• A run of records:
□ □ □
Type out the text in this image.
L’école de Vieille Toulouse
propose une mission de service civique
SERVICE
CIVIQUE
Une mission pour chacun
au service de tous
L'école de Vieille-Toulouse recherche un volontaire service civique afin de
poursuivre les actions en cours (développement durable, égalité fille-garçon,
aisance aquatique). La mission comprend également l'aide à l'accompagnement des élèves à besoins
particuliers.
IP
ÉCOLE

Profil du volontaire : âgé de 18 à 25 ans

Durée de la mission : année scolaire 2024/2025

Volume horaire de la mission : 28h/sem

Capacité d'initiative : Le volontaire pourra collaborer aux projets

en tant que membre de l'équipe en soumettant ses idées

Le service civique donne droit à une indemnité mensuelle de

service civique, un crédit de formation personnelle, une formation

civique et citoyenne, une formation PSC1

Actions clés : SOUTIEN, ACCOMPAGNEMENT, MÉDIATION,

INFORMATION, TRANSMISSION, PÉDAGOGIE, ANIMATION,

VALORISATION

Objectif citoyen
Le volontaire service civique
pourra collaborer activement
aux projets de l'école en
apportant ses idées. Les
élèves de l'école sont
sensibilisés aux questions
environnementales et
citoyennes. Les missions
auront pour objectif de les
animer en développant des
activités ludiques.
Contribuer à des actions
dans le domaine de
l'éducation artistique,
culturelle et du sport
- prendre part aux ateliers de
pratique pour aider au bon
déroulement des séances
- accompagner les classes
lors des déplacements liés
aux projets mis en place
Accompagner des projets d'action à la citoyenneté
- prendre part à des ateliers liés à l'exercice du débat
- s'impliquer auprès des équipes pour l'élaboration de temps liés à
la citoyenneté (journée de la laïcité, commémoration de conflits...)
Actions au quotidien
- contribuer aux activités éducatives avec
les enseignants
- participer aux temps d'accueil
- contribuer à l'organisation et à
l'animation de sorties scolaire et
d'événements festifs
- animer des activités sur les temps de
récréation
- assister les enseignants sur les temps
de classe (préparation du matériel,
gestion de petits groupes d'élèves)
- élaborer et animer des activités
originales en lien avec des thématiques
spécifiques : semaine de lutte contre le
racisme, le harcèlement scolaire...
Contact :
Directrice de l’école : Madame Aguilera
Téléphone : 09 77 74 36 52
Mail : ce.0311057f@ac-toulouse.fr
□ □ □
• What to produce: Write out every record verbatim.

• Correct output:
Type out the text in this image.
L’école de Vieille Toulouse
propose une mission de service civique
SERVICE
CIVIQUE
Une mission pour chacun
au service de tous
L'école de Vieille-Toulouse recherche un volontaire service civique afin de
poursuivre les actions en cours (développement durable, égalité fille-garçon,
aisance aquatique). La mission comprend également l'aide à l'accompagnement des élèves à besoins
particuliers.
IP
ÉCOLE

Profil du volontaire : âgé de 18 à 25 ans

Durée de la mission : année scolaire 2024/2025

Volume horaire de la mission : 28h/sem

Capacité d'initiative : Le volontaire pourra collaborer aux projets

en tant que membre de l'équipe en soumettant ses idées

Le service civique donne droit à une indemnité mensuelle de

service civique, un crédit de formation personnelle, une formation

civique et citoyenne, une formation PSC1

Actions clés : SOUTIEN, ACCOMPAGNEMENT, MÉDIATION,

INFORMATION, TRANSMISSION, PÉDAGOGIE, ANIMATION,

VALORISATION

Objectif citoyen
Le volontaire service civique
pourra collaborer activement
aux projets de l'école en
apportant ses idées. Les
élèves de l'école sont
sensibilisés aux questions
environnementales et
citoyennes. Les missions
auront pour objectif de les
animer en développant des
activités ludiques.
Contribuer à des actions
dans le domaine de
l'éducation artistique,
culturelle et du sport
- prendre part aux ateliers de
pratique pour aider au bon
déroulement des séances
- accompagner les classes
lors des déplacements liés
aux projets mis en place
Accompagner des projets d'action à la citoyenneté
- prendre part à des ateliers liés à l'exercice du débat
- s'impliquer auprès des équipes pour l'élaboration de temps liés à
la citoyenneté (journée de la laïcité, commémoration de conflits...)
Actions au quotidien
- contribuer aux activités éducatives avec
les enseignants
- participer aux temps d'accueil
- contribuer à l'organisation et à
l'animation de sorties scolaire et
d'événements festifs
- animer des activités sur les temps de
récréation
- assister les enseignants sur les temps
de classe (préparation du matériel,
gestion de petits groupes d'élèves)
- élaborer et animer des activités
originales en lien avec des thématiques
spécifiques : semaine de lutte contre le
racisme, le harcèlement scolaire...
Contact :
Directrice de l’école : Madame Aguilera
Téléphone : 09 77 74 36 52
Mail : ce.0311057f@ac-toulouse.fr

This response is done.